**Aim**.
Write the count of lines that contain the word "month" and nothing else.

==== Records for the task

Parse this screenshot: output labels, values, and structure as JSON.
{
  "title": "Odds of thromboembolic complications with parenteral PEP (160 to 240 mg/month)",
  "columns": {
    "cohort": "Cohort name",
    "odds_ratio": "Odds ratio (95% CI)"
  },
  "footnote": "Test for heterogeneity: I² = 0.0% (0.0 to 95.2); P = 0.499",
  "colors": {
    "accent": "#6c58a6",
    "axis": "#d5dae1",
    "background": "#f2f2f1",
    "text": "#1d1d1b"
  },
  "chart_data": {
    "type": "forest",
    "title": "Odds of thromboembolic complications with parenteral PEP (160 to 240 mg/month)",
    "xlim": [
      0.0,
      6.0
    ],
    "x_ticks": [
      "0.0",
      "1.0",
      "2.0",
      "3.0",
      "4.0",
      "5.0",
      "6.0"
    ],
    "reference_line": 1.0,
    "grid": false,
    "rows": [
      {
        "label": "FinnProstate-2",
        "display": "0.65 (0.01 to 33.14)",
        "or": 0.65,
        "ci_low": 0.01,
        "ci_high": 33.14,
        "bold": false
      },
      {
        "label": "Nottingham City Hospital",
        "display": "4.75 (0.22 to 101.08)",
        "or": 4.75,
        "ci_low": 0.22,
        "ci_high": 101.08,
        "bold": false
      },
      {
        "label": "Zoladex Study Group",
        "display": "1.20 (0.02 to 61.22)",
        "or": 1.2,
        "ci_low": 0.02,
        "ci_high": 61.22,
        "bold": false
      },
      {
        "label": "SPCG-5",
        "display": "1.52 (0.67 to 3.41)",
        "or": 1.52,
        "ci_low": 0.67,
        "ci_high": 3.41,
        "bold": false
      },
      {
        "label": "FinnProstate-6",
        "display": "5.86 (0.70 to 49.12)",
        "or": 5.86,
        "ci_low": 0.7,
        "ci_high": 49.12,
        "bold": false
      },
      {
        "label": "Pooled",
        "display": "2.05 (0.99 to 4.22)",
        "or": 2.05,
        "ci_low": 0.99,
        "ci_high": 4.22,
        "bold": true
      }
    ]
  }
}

========

**Written solution**.
2